- [PROBLEM TO WORK ON]
Write every entry out again exactly, please, and skip the pictures.

**** EXTRACTED MATERIAL

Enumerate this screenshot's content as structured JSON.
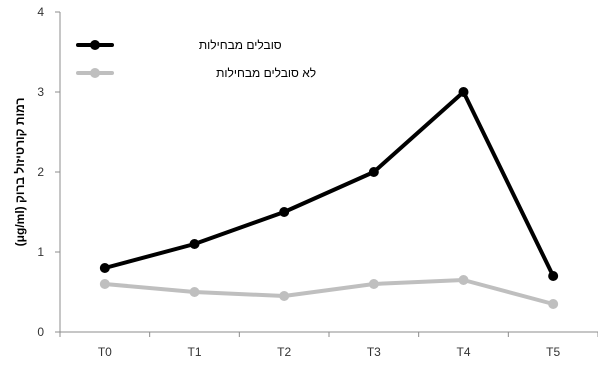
{
  "chart_data": {
    "type": "line",
    "title": "",
    "xlabel": "",
    "ylabel": "רמות קורטיזול ברוק (μg/ml)",
    "categories": [
      "T0",
      "T1",
      "T2",
      "T3",
      "T4",
      "T5"
    ],
    "ylim": [
      0,
      4
    ],
    "yticks": [
      0,
      1,
      2,
      3,
      4
    ],
    "grid": false,
    "legend_position": "top-left",
    "series": [
      {
        "name": "סובלים מבחילות",
        "color": "#000000",
        "values": [
          0.8,
          1.1,
          1.5,
          2.0,
          3.0,
          0.7
        ]
      },
      {
        "name": "לא סובלים מבחילות",
        "color": "#bfbfbf",
        "values": [
          0.6,
          0.5,
          0.45,
          0.6,
          0.65,
          0.35
        ]
      }
    ]
  }
}
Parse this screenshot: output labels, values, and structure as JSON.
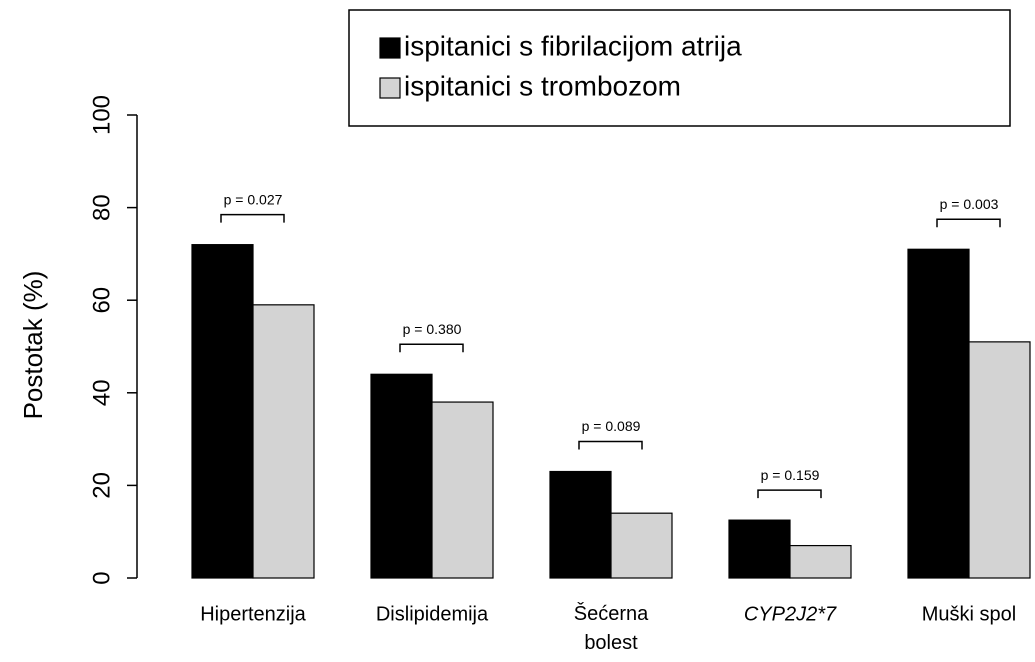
{
  "chart_data": {
    "type": "bar",
    "ylabel": "Postotak (%)",
    "categories": [
      "Hipertenzija",
      "Dislipidemija",
      "Šećerna bolest",
      "CYP2J2*7",
      "Muški spol"
    ],
    "category_italic": [
      false,
      false,
      false,
      true,
      false
    ],
    "series": [
      {
        "name": "ispitanici s fibrilacijom atrija",
        "color": "#000000",
        "values": [
          72,
          44,
          23,
          12.5,
          71
        ]
      },
      {
        "name": "ispitanici s trombozom",
        "color": "#d3d3d3",
        "values": [
          59,
          38,
          14,
          7,
          51
        ]
      }
    ],
    "annotations": [
      "p = 0.027",
      "p = 0.380",
      "p = 0.089",
      "p = 0.159",
      "p = 0.003"
    ],
    "ylim": [
      0,
      100
    ],
    "yticks": [
      0,
      20,
      40,
      60,
      80,
      100
    ],
    "legend": "top"
  }
}
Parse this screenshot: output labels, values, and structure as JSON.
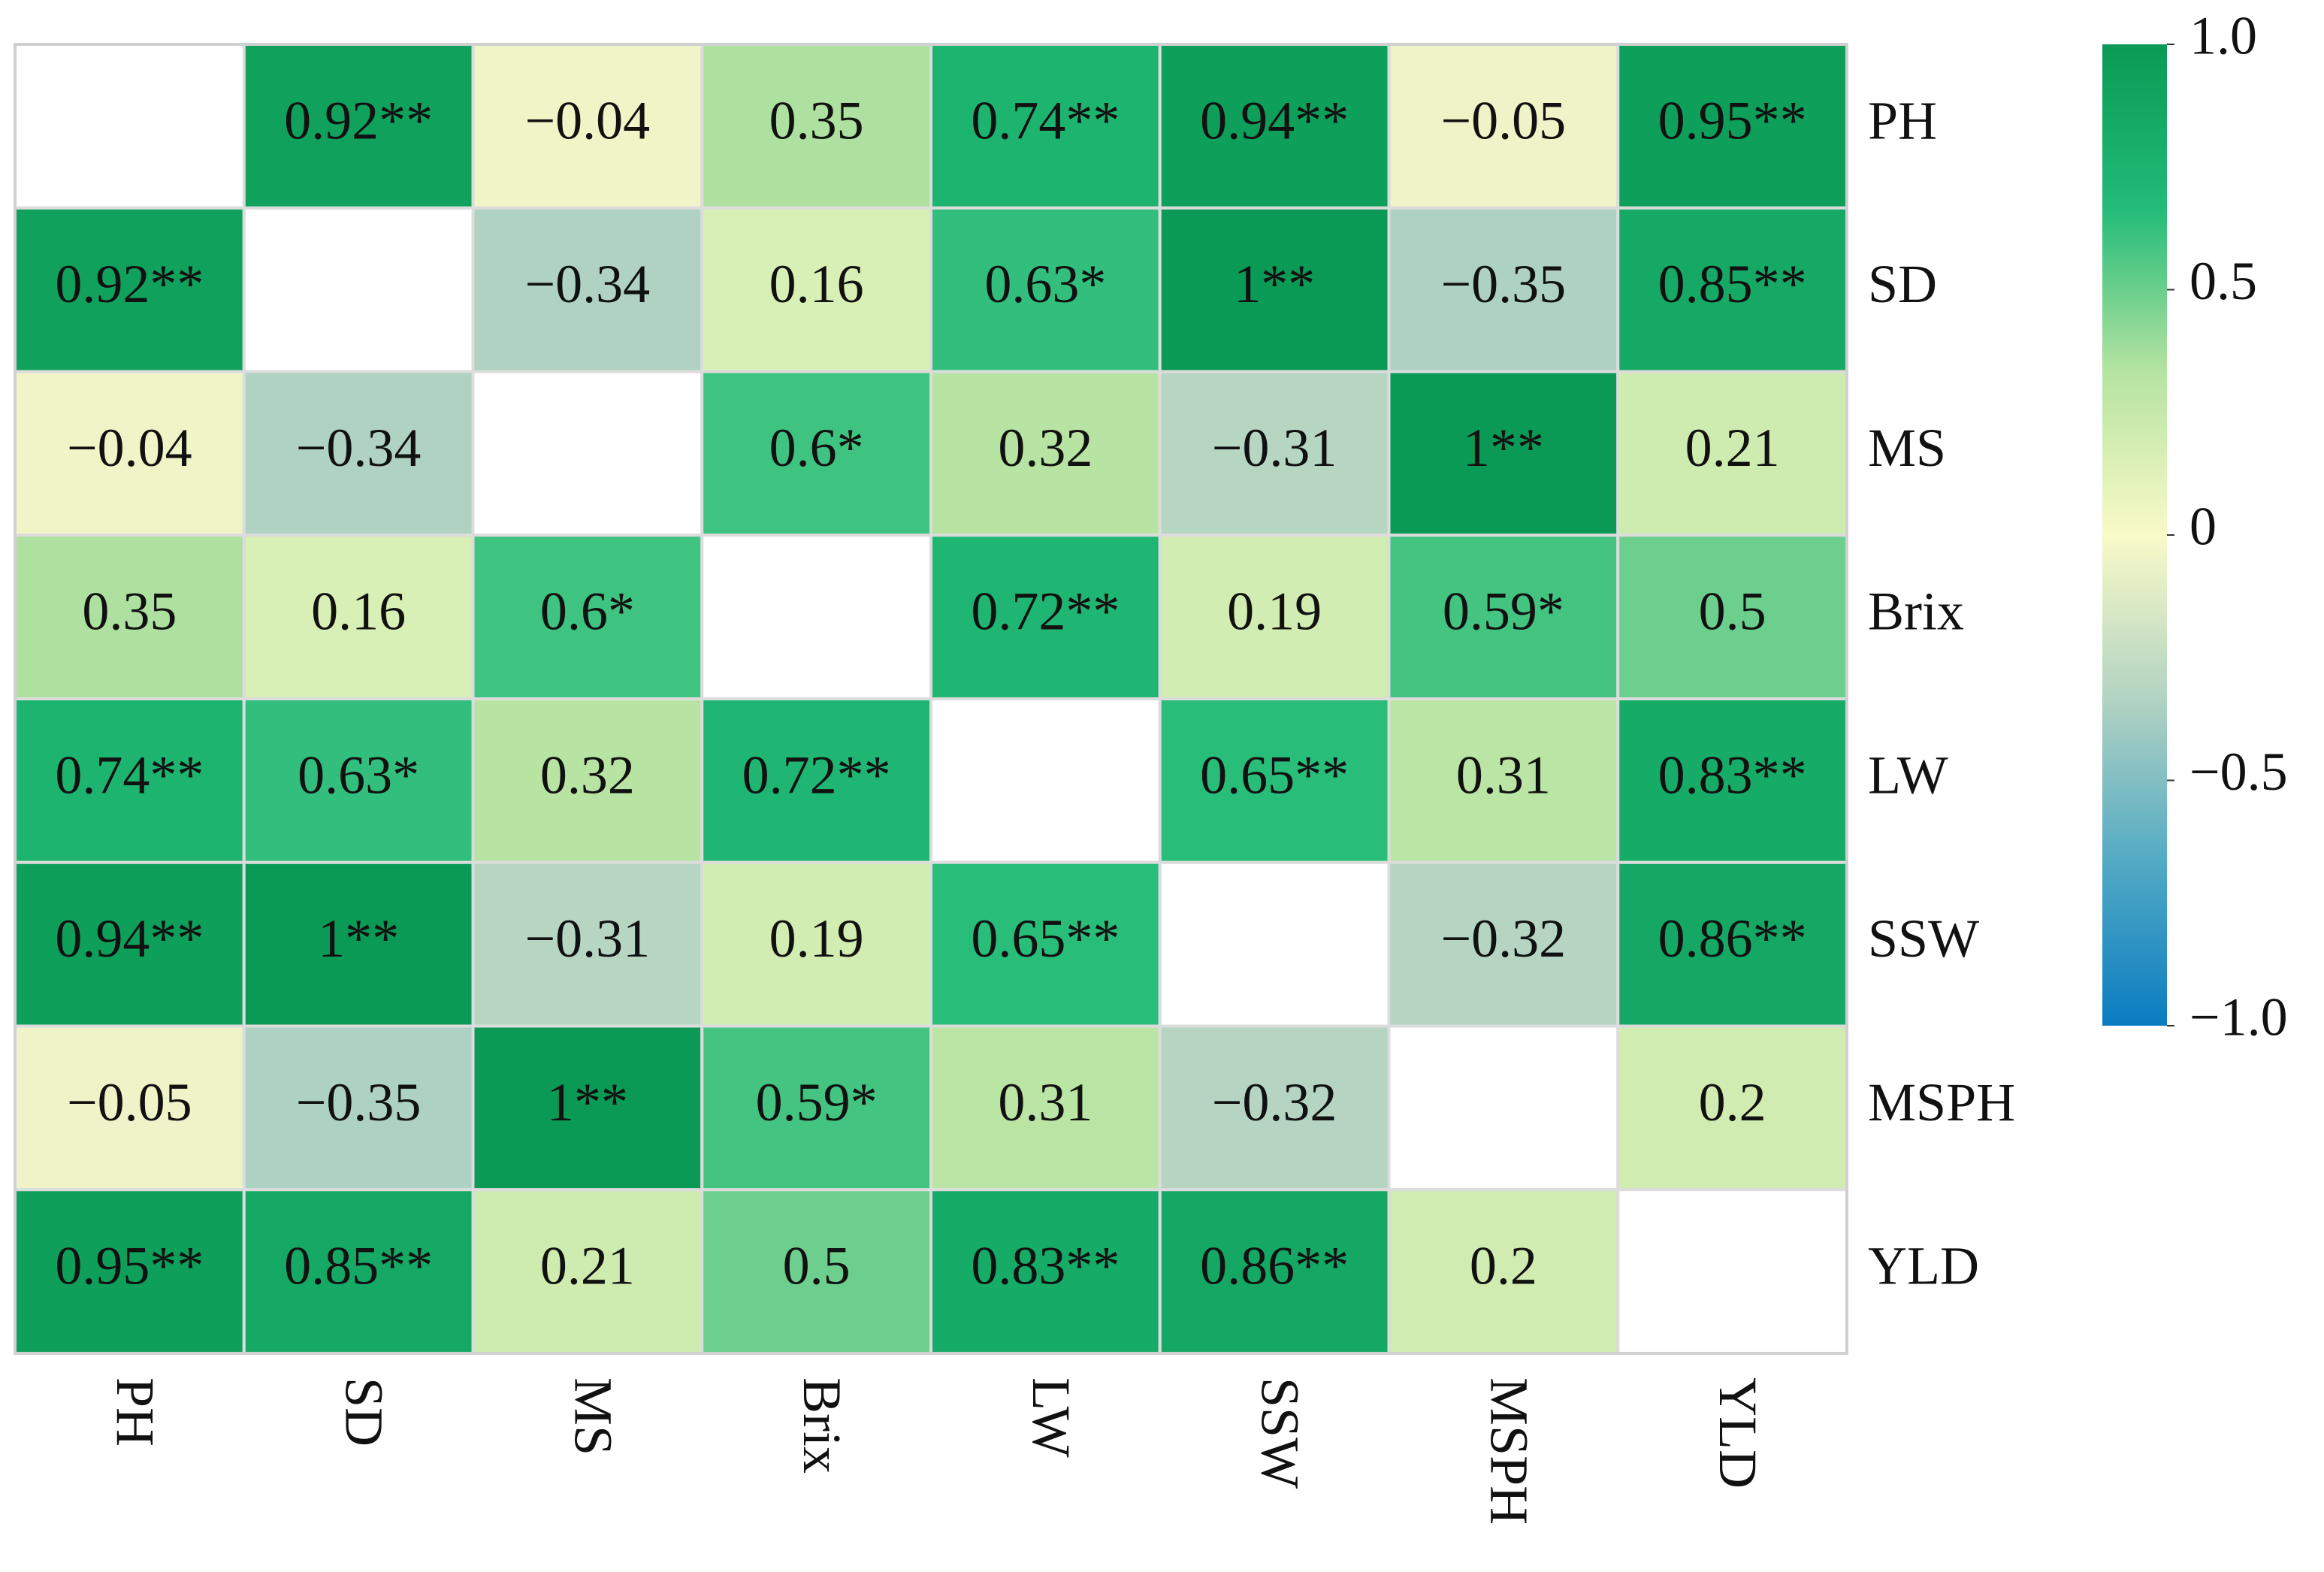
{
  "chart_data": {
    "type": "heatmap",
    "x_categories": [
      "PH",
      "SD",
      "MS",
      "Brix",
      "LW",
      "SSW",
      "MSPH",
      "YLD"
    ],
    "y_categories": [
      "PH",
      "SD",
      "MS",
      "Brix",
      "LW",
      "SSW",
      "MSPH",
      "YLD"
    ],
    "values": [
      [
        null,
        0.92,
        -0.04,
        0.35,
        0.74,
        0.94,
        -0.05,
        0.95
      ],
      [
        0.92,
        null,
        -0.34,
        0.16,
        0.63,
        1,
        -0.35,
        0.85
      ],
      [
        -0.04,
        -0.34,
        null,
        0.6,
        0.32,
        -0.31,
        1,
        0.21
      ],
      [
        0.35,
        0.16,
        0.6,
        null,
        0.72,
        0.19,
        0.59,
        0.5
      ],
      [
        0.74,
        0.63,
        0.32,
        0.72,
        null,
        0.65,
        0.31,
        0.83
      ],
      [
        0.94,
        1,
        -0.31,
        0.19,
        0.65,
        null,
        -0.32,
        0.86
      ],
      [
        -0.05,
        -0.35,
        1,
        0.59,
        0.31,
        -0.32,
        null,
        0.2
      ],
      [
        0.95,
        0.85,
        0.21,
        0.5,
        0.83,
        0.86,
        0.2,
        null
      ]
    ],
    "value_labels": [
      [
        null,
        "0.92**",
        "−0.04",
        "0.35",
        "0.74**",
        "0.94**",
        "−0.05",
        "0.95**"
      ],
      [
        "0.92**",
        null,
        "−0.34",
        "0.16",
        "0.63*",
        "1**",
        "−0.35",
        "0.85**"
      ],
      [
        "−0.04",
        "−0.34",
        null,
        "0.6*",
        "0.32",
        "−0.31",
        "1**",
        "0.21"
      ],
      [
        "0.35",
        "0.16",
        "0.6*",
        null,
        "0.72**",
        "0.19",
        "0.59*",
        "0.5"
      ],
      [
        "0.74**",
        "0.63*",
        "0.32",
        "0.72**",
        null,
        "0.65**",
        "0.31",
        "0.83**"
      ],
      [
        "0.94**",
        "1**",
        "−0.31",
        "0.19",
        "0.65**",
        null,
        "−0.32",
        "0.86**"
      ],
      [
        "−0.05",
        "−0.35",
        "1**",
        "0.59*",
        "0.31",
        "−0.32",
        null,
        "0.2"
      ],
      [
        "0.95**",
        "0.85**",
        "0.21",
        "0.5",
        "0.83**",
        "0.86**",
        "0.2",
        null
      ]
    ],
    "zlim": [
      -1,
      1
    ],
    "zticks": [
      {
        "value": 1,
        "label": "1.0"
      },
      0.5,
      0,
      {
        "value": -0.5,
        "label": "−0.5"
      },
      {
        "value": -1,
        "label": "−1.0"
      }
    ],
    "colors": [
      "#0a7cc1",
      "#52aac4",
      "#b2d3c2",
      "#f9fac8",
      "#b5e3a1",
      "#22bb78",
      "#0a9a55"
    ]
  }
}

********

- [ANSWER TO THE PROBLEM]
Enumerate this screenshot's content as structured JSON.
{
  "chart_data": {
    "type": "line",
    "title": "",
    "xlabel": "",
    "ylabel": "רמות קורטיזול ברוק (μg/ml)",
    "categories": [
      "T0",
      "T1",
      "T2",
      "T3",
      "T4",
      "T5"
    ],
    "ylim": [
      0,
      4
    ],
    "yticks": [
      0,
      1,
      2,
      3,
      4
    ],
    "grid": false,
    "legend_position": "top-left",
    "series": [
      {
        "name": "סובלים מבחילות",
        "color": "#000000",
        "values": [
          0.8,
          1.1,
          1.5,
          2.0,
          3.0,
          0.7
        ]
      },
      {
        "name": "לא סובלים מבחילות",
        "color": "#bfbfbf",
        "values": [
          0.6,
          0.5,
          0.45,
          0.6,
          0.65,
          0.35
        ]
      }
    ]
  }
}
Parse this screenshot: output labels, values, and structure as JSON.
{
  "chart_data": {
    "type": "bar",
    "ylabel": "Postotak (%)",
    "categories": [
      "Hipertenzija",
      "Dislipidemija",
      "Šećerna bolest",
      "CYP2J2*7",
      "Muški spol"
    ],
    "category_italic": [
      false,
      false,
      false,
      true,
      false
    ],
    "series": [
      {
        "name": "ispitanici s fibrilacijom atrija",
        "color": "#000000",
        "values": [
          72,
          44,
          23,
          12.5,
          71
        ]
      },
      {
        "name": "ispitanici s trombozom",
        "color": "#d3d3d3",
        "values": [
          59,
          38,
          14,
          7,
          51
        ]
      }
    ],
    "annotations": [
      "p = 0.027",
      "p = 0.380",
      "p = 0.089",
      "p = 0.159",
      "p = 0.003"
    ],
    "ylim": [
      0,
      100
    ],
    "yticks": [
      0,
      20,
      40,
      60,
      80,
      100
    ],
    "legend": "top"
  }
}
Parse this screenshot: output labels, values, and structure as JSON.
{
  "chart_data": {
    "type": "heatmap",
    "x_categories": [
      "PH",
      "SD",
      "MS",
      "Brix",
      "LW",
      "SSW",
      "MSPH",
      "YLD"
    ],
    "y_categories": [
      "PH",
      "SD",
      "MS",
      "Brix",
      "LW",
      "SSW",
      "MSPH",
      "YLD"
    ],
    "values": [
      [
        null,
        0.92,
        -0.04,
        0.35,
        0.74,
        0.94,
        -0.05,
        0.95
      ],
      [
        0.92,
        null,
        -0.34,
        0.16,
        0.63,
        1,
        -0.35,
        0.85
      ],
      [
        -0.04,
        -0.34,
        null,
        0.6,
        0.32,
        -0.31,
        1,
        0.21
      ],
      [
        0.35,
        0.16,
        0.6,
        null,
        0.72,
        0.19,
        0.59,
        0.5
      ],
      [
        0.74,
        0.63,
        0.32,
        0.72,
        null,
        0.65,
        0.31,
        0.83
      ],
      [
        0.94,
        1,
        -0.31,
        0.19,
        0.65,
        null,
        -0.32,
        0.86
      ],
      [
        -0.05,
        -0.35,
        1,
        0.59,
        0.31,
        -0.32,
        null,
        0.2
      ],
      [
        0.95,
        0.85,
        0.21,
        0.5,
        0.83,
        0.86,
        0.2,
        null
      ]
    ],
    "value_labels": [
      [
        null,
        "0.92**",
        "−0.04",
        "0.35",
        "0.74**",
        "0.94**",
        "−0.05",
        "0.95**"
      ],
      [
        "0.92**",
        null,
        "−0.34",
        "0.16",
        "0.63*",
        "1**",
        "−0.35",
        "0.85**"
      ],
      [
        "−0.04",
        "−0.34",
        null,
        "0.6*",
        "0.32",
        "−0.31",
        "1**",
        "0.21"
      ],
      [
        "0.35",
        "0.16",
        "0.6*",
        null,
        "0.72**",
        "0.19",
        "0.59*",
        "0.5"
      ],
      [
        "0.74**",
        "0.63*",
        "0.32",
        "0.72**",
        null,
        "0.65**",
        "0.31",
        "0.83**"
      ],
      [
        "0.94**",
        "1**",
        "−0.31",
        "0.19",
        "0.65**",
        null,
        "−0.32",
        "0.86**"
      ],
      [
        "−0.05",
        "−0.35",
        "1**",
        "0.59*",
        "0.31",
        "−0.32",
        null,
        "0.2"
      ],
      [
        "0.95**",
        "0.85**",
        "0.21",
        "0.5",
        "0.83**",
        "0.86**",
        "0.2",
        null
      ]
    ],
    "zlim": [
      -1,
      1
    ],
    "zticks": [
      {
        "value": 1,
        "label": "1.0"
      },
      0.5,
      0,
      {
        "value": -0.5,
        "label": "−0.5"
      },
      {
        "value": -1,
        "label": "−1.0"
      }
    ],
    "colors": [
      "#0a7cc1",
      "#52aac4",
      "#b2d3c2",
      "#f9fac8",
      "#b5e3a1",
      "#22bb78",
      "#0a9a55"
    ]
  }
}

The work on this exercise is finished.